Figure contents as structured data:
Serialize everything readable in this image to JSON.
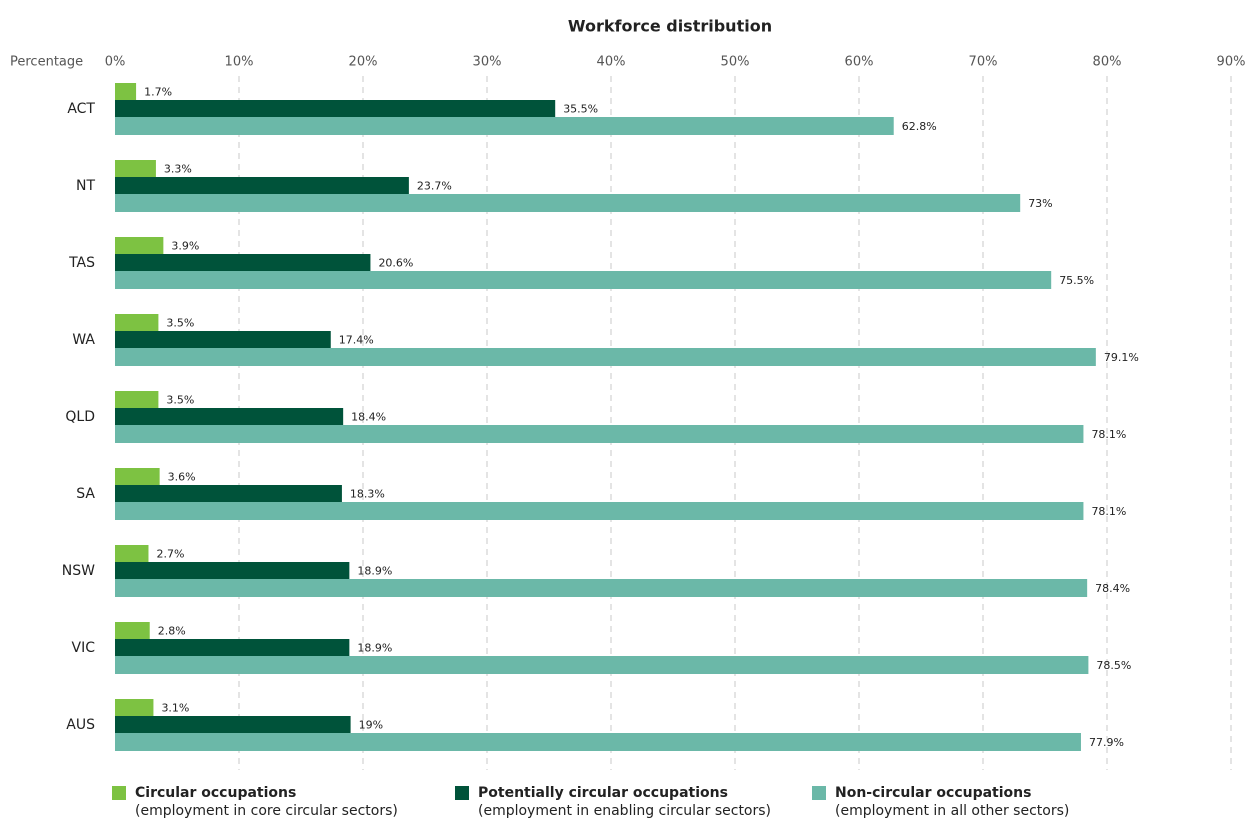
{
  "chart_data": {
    "type": "bar",
    "orientation": "horizontal",
    "title": "Workforce distribution",
    "x_label": "Percentage",
    "categories": [
      "ACT",
      "NT",
      "TAS",
      "WA",
      "QLD",
      "SA",
      "NSW",
      "VIC",
      "AUS"
    ],
    "series": [
      {
        "name": "Circular occupations",
        "description": "(employment in core circular sectors)",
        "color": "#7dc242",
        "values": [
          1.7,
          3.3,
          3.9,
          3.5,
          3.5,
          3.6,
          2.7,
          2.8,
          3.1
        ],
        "value_labels": [
          "1.7%",
          "3.3%",
          "3.9%",
          "3.5%",
          "3.5%",
          "3.6%",
          "2.7%",
          "2.8%",
          "3.1%"
        ]
      },
      {
        "name": "Potentially circular occupations",
        "description": "(employment in enabling circular sectors)",
        "color": "#00533a",
        "values": [
          35.5,
          23.7,
          20.6,
          17.4,
          18.4,
          18.3,
          18.9,
          18.9,
          19
        ],
        "value_labels": [
          "35.5%",
          "23.7%",
          "20.6%",
          "17.4%",
          "18.4%",
          "18.3%",
          "18.9%",
          "18.9%",
          "19%"
        ]
      },
      {
        "name": "Non-circular occupations",
        "description": "(employment in all other sectors)",
        "color": "#6bb8a8",
        "values": [
          62.8,
          73,
          75.5,
          79.1,
          78.1,
          78.1,
          78.4,
          78.5,
          77.9
        ],
        "value_labels": [
          "62.8%",
          "73%",
          "75.5%",
          "79.1%",
          "78.1%",
          "78.1%",
          "78.4%",
          "78.5%",
          "77.9%"
        ]
      }
    ],
    "xlim": [
      0,
      90
    ],
    "xticks": [
      {
        "value": 0,
        "label": "0%"
      },
      {
        "value": 10,
        "label": "10%"
      },
      {
        "value": 20,
        "label": "20%"
      },
      {
        "value": 30,
        "label": "30%"
      },
      {
        "value": 40,
        "label": "40%"
      },
      {
        "value": 50,
        "label": "50%"
      },
      {
        "value": 60,
        "label": "60%"
      },
      {
        "value": 70,
        "label": "70%"
      },
      {
        "value": 80,
        "label": "80%"
      },
      {
        "value": 90,
        "label": "90%"
      }
    ],
    "grid": true,
    "legend": "bottom"
  }
}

> [Task description] Print each line of the material above exactly, with the pictures removed from your copy.

> [The answer]
Serialize everything readable in this image to JSON.
{
  "chart_data": {
    "type": "bar",
    "orientation": "horizontal",
    "title": "Workforce distribution",
    "x_label": "Percentage",
    "categories": [
      "ACT",
      "NT",
      "TAS",
      "WA",
      "QLD",
      "SA",
      "NSW",
      "VIC",
      "AUS"
    ],
    "series": [
      {
        "name": "Circular occupations",
        "description": "(employment in core circular sectors)",
        "color": "#7dc242",
        "values": [
          1.7,
          3.3,
          3.9,
          3.5,
          3.5,
          3.6,
          2.7,
          2.8,
          3.1
        ],
        "value_labels": [
          "1.7%",
          "3.3%",
          "3.9%",
          "3.5%",
          "3.5%",
          "3.6%",
          "2.7%",
          "2.8%",
          "3.1%"
        ]
      },
      {
        "name": "Potentially circular occupations",
        "description": "(employment in enabling circular sectors)",
        "color": "#00533a",
        "values": [
          35.5,
          23.7,
          20.6,
          17.4,
          18.4,
          18.3,
          18.9,
          18.9,
          19
        ],
        "value_labels": [
          "35.5%",
          "23.7%",
          "20.6%",
          "17.4%",
          "18.4%",
          "18.3%",
          "18.9%",
          "18.9%",
          "19%"
        ]
      },
      {
        "name": "Non-circular occupations",
        "description": "(employment in all other sectors)",
        "color": "#6bb8a8",
        "values": [
          62.8,
          73,
          75.5,
          79.1,
          78.1,
          78.1,
          78.4,
          78.5,
          77.9
        ],
        "value_labels": [
          "62.8%",
          "73%",
          "75.5%",
          "79.1%",
          "78.1%",
          "78.1%",
          "78.4%",
          "78.5%",
          "77.9%"
        ]
      }
    ],
    "xlim": [
      0,
      90
    ],
    "xticks": [
      {
        "value": 0,
        "label": "0%"
      },
      {
        "value": 10,
        "label": "10%"
      },
      {
        "value": 20,
        "label": "20%"
      },
      {
        "value": 30,
        "label": "30%"
      },
      {
        "value": 40,
        "label": "40%"
      },
      {
        "value": 50,
        "label": "50%"
      },
      {
        "value": 60,
        "label": "60%"
      },
      {
        "value": 70,
        "label": "70%"
      },
      {
        "value": 80,
        "label": "80%"
      },
      {
        "value": 90,
        "label": "90%"
      }
    ],
    "grid": true,
    "legend": "bottom"
  }
}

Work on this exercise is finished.